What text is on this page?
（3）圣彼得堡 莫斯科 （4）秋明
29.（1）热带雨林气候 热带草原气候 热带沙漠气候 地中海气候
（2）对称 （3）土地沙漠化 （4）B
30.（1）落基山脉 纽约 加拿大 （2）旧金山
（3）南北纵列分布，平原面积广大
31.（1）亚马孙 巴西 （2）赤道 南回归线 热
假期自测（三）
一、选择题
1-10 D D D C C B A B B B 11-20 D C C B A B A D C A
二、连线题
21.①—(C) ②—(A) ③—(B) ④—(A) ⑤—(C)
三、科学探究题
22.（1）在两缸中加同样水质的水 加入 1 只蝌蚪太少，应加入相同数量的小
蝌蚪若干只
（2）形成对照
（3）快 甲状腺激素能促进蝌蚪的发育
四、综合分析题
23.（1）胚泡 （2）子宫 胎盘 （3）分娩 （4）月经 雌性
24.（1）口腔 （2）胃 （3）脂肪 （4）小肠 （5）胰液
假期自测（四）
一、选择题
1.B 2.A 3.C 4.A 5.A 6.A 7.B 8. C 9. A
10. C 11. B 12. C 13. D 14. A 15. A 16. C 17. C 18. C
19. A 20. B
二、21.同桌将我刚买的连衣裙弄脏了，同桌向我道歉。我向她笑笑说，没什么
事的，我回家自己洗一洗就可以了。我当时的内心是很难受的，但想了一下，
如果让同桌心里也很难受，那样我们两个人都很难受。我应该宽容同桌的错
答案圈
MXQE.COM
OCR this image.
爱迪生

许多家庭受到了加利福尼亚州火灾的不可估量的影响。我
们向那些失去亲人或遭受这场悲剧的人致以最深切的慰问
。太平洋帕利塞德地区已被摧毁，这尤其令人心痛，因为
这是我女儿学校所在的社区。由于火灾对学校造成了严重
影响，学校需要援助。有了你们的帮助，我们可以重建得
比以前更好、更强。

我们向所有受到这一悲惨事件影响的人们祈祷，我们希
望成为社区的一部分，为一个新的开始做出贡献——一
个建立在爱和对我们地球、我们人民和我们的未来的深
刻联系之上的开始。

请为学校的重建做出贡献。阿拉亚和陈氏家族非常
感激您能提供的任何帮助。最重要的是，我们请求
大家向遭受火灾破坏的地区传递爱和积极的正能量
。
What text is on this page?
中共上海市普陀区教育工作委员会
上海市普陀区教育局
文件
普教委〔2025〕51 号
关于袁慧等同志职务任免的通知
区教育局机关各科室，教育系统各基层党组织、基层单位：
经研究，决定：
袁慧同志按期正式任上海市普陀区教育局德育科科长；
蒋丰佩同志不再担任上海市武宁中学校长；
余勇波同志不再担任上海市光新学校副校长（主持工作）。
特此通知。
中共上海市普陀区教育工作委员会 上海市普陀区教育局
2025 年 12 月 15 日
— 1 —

************

# Task goal
Write all of the records out again exactly.

# Answer below
What text is on this page?
（3）圣彼得堡 莫斯科 （4）秋明
29.（1）热带雨林气候 热带草原气候 热带沙漠气候 地中海气候
（2）对称 （3）土地沙漠化 （4）B
30.（1）落基山脉 纽约 加拿大 （2）旧金山
（3）南北纵列分布，平原面积广大
31.（1）亚马孙 巴西 （2）赤道 南回归线 热
假期自测（三）
一、选择题
1-10 D D D C C B A B B B 11-20 D C C B A B A D C A
二、连线题
21.①—(C) ②—(A) ③—(B) ④—(A) ⑤—(C)
三、科学探究题
22.（1）在两缸中加同样水质的水 加入 1 只蝌蚪太少，应加入相同数量的小
蝌蚪若干只
（2）形成对照
（3）快 甲状腺激素能促进蝌蚪的发育
四、综合分析题
23.（1）胚泡 （2）子宫 胎盘 （3）分娩 （4）月经 雌性
24.（1）口腔 （2）胃 （3）脂肪 （4）小肠 （5）胰液
假期自测（四）
一、选择题
1.B 2.A 3.C 4.A 5.A 6.A 7.B 8. C 9. A
10. C 11. B 12. C 13. D 14. A 15. A 16. C 17. C 18. C
19. A 20. B
二、21.同桌将我刚买的连衣裙弄脏了，同桌向我道歉。我向她笑笑说，没什么
事的，我回家自己洗一洗就可以了。我当时的内心是很难受的，但想了一下，
如果让同桌心里也很难受，那样我们两个人都很难受。我应该宽容同桌的错
答案圈
MXQE.COM
OCR this image.
爱迪生

许多家庭受到了加利福尼亚州火灾的不可估量的影响。我
们向那些失去亲人或遭受这场悲剧的人致以最深切的慰问
。太平洋帕利塞德地区已被摧毁，这尤其令人心痛，因为
这是我女儿学校所在的社区。由于火灾对学校造成了严重
影响，学校需要援助。有了你们的帮助，我们可以重建得
比以前更好、更强。

我们向所有受到这一悲惨事件影响的人们祈祷，我们希
望成为社区的一部分，为一个新的开始做出贡献——一
个建立在爱和对我们地球、我们人民和我们的未来的深
刻联系之上的开始。

请为学校的重建做出贡献。阿拉亚和陈氏家族非常
感激您能提供的任何帮助。最重要的是，我们请求
大家向遭受火灾破坏的地区传递爱和积极的正能量
。
What text is on this page?
中共上海市普陀区教育工作委员会
上海市普陀区教育局
文件
普教委〔2025〕51 号
关于袁慧等同志职务任免的通知
区教育局机关各科室，教育系统各基层党组织、基层单位：
经研究，决定：
袁慧同志按期正式任上海市普陀区教育局德育科科长；
蒋丰佩同志不再担任上海市武宁中学校长；
余勇波同志不再担任上海市光新学校副校长（主持工作）。
特此通知。
中共上海市普陀区教育工作委员会 上海市普陀区教育局
2025 年 12 月 15 日
— 1 —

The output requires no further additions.